▸ **WHAT IS NEEDED**:
Collect every line below that contains the word "season".

▸ **Collection entries**:
━━━━━━
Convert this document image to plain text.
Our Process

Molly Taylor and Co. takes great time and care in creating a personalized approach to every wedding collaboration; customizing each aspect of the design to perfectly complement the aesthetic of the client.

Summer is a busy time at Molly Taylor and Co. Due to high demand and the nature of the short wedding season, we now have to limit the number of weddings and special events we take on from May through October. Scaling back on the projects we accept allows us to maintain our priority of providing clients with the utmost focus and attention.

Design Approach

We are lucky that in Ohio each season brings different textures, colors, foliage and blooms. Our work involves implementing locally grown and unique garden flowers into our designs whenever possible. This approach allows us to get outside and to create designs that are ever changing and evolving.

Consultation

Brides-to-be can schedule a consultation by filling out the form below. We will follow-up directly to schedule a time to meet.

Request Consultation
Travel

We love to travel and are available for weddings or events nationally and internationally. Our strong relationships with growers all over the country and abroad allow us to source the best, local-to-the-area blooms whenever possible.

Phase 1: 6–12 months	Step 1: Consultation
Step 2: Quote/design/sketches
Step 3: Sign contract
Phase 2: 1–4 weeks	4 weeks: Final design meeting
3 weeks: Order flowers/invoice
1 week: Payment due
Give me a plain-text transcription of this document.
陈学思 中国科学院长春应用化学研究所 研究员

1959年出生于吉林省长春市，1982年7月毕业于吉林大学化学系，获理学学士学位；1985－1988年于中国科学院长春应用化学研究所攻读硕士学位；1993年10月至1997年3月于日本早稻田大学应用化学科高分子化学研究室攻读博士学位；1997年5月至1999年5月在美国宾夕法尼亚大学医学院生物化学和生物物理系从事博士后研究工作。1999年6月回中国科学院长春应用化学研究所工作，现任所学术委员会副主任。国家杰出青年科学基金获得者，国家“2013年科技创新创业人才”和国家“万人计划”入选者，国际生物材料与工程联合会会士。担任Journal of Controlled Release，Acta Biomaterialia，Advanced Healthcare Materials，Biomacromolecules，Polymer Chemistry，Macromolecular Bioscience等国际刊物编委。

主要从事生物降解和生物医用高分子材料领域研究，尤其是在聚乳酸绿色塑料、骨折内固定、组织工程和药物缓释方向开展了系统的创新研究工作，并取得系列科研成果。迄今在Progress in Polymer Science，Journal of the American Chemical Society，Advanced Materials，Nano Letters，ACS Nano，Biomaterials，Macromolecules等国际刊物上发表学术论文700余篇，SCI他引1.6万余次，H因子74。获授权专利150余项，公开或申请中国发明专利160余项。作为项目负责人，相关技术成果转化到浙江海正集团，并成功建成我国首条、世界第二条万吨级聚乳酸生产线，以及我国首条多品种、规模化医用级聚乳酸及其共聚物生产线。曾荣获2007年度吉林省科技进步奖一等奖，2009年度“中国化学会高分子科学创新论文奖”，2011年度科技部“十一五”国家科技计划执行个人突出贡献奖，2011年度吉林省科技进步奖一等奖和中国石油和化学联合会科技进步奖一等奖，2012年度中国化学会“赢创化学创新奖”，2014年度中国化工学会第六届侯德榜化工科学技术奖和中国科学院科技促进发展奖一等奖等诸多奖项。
━━━━━━
▸ **RESULT FOR THIS TASK**:
Summer is a busy time at Molly Taylor and Co. Due to high demand and the nature of the short wedding season, we now have to limit the number of weddings and special events we take on from May through October. Scaling back on the projects we accept allows us to maintain our priority of providing clients with the utmost focus and attention.
We are lucky that in Ohio each season brings different textures, colors, foliage and blooms. Our work involves implementing locally grown and unique garden flowers into our designs whenever possible. This approach allows us to get outside and to create designs that are ever changing and evolving.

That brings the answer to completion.